Work to be completed: Below are the entries; state how many of their lines contain the string "have", and nothing more.

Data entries
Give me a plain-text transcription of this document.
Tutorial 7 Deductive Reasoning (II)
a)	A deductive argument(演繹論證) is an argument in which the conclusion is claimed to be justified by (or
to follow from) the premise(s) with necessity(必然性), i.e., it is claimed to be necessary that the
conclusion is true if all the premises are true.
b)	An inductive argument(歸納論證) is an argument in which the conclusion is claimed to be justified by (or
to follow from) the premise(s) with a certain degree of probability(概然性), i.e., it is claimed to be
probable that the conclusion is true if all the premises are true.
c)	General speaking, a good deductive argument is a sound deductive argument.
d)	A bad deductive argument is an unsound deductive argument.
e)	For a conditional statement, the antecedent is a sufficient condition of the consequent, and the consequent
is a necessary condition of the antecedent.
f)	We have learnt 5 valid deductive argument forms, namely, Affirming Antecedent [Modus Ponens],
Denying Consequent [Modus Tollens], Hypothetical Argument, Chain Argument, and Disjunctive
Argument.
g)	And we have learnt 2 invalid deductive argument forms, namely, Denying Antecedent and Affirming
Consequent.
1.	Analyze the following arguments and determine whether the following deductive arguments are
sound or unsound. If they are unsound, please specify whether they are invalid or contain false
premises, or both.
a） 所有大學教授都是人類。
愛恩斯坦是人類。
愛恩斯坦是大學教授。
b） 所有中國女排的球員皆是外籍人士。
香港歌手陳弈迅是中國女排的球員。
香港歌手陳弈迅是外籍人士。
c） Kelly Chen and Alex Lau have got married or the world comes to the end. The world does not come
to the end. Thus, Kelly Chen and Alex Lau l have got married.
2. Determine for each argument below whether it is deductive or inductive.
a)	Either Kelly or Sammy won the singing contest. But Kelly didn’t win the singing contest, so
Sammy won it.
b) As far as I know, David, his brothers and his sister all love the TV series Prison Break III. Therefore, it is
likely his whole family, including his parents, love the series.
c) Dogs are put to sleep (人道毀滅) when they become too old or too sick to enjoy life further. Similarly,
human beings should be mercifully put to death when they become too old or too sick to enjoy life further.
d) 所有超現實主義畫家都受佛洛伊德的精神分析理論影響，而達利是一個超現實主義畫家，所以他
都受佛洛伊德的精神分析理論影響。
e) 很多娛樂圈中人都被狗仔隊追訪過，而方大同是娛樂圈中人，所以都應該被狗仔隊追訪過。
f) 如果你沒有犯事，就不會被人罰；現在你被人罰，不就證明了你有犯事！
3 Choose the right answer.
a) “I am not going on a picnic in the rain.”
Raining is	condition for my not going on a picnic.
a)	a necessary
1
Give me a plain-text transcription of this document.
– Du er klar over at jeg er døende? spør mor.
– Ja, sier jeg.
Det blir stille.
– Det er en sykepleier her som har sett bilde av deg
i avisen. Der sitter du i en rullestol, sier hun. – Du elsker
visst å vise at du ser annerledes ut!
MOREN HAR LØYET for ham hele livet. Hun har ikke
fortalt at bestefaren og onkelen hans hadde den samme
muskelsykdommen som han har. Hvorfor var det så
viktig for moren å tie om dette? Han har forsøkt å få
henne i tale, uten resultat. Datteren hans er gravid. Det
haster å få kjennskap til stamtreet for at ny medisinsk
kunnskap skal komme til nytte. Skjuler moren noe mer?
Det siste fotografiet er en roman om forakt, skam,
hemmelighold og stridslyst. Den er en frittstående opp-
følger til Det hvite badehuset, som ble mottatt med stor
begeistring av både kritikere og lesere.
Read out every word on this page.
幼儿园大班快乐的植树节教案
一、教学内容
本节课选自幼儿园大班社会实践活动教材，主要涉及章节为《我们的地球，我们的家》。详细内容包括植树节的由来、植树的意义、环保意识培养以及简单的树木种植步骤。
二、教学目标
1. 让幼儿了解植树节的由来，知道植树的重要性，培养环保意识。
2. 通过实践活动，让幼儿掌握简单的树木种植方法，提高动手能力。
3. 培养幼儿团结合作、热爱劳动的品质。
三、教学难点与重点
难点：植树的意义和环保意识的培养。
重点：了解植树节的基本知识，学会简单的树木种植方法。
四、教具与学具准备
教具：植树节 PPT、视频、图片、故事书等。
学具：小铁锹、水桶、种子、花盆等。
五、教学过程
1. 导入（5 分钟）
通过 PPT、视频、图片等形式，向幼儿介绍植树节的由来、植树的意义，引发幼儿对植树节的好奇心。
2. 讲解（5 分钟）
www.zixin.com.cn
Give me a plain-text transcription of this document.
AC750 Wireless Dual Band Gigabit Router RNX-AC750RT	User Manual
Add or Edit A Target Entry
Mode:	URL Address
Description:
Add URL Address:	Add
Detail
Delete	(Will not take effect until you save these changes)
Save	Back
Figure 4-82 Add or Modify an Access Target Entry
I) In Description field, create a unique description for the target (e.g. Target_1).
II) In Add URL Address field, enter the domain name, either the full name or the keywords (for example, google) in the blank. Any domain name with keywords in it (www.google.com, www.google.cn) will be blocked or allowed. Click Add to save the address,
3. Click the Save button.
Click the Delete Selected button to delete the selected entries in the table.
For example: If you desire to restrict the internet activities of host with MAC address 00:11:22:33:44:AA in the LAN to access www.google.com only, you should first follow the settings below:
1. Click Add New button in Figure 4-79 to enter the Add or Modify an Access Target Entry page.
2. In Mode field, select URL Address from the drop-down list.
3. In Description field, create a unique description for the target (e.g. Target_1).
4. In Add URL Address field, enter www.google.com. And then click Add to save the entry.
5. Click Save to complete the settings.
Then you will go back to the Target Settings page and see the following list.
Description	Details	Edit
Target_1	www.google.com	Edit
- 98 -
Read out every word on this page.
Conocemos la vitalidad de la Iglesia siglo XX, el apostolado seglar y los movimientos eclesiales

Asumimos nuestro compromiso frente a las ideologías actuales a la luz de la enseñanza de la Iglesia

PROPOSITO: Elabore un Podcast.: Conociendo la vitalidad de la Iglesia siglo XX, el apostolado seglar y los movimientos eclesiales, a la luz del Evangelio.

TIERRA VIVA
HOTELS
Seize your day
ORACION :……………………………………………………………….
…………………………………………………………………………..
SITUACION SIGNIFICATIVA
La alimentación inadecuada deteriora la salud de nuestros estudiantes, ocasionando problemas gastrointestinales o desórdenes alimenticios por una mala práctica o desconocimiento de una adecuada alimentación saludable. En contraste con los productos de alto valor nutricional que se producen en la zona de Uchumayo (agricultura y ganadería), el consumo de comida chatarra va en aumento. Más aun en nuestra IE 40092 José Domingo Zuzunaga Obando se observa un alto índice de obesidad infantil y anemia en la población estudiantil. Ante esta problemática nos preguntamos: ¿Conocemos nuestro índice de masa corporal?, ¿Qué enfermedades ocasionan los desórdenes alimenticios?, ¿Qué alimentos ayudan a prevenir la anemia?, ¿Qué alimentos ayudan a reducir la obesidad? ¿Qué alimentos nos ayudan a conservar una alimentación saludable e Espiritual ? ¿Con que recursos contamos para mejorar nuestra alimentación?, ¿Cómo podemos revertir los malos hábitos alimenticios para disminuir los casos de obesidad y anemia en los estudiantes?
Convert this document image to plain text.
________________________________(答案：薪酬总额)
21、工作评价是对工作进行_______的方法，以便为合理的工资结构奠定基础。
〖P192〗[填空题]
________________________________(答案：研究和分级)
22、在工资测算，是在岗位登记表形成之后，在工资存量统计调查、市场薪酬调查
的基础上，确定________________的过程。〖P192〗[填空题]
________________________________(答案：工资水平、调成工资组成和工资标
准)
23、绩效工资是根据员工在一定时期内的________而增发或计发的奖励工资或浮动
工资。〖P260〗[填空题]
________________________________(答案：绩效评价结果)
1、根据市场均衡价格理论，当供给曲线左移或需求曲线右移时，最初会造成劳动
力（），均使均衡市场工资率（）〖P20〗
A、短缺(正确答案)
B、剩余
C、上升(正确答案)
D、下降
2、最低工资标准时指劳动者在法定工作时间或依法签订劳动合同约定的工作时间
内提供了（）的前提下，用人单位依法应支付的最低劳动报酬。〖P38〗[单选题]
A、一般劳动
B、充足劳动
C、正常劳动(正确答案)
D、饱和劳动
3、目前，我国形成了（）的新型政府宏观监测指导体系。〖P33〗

Task answer: 4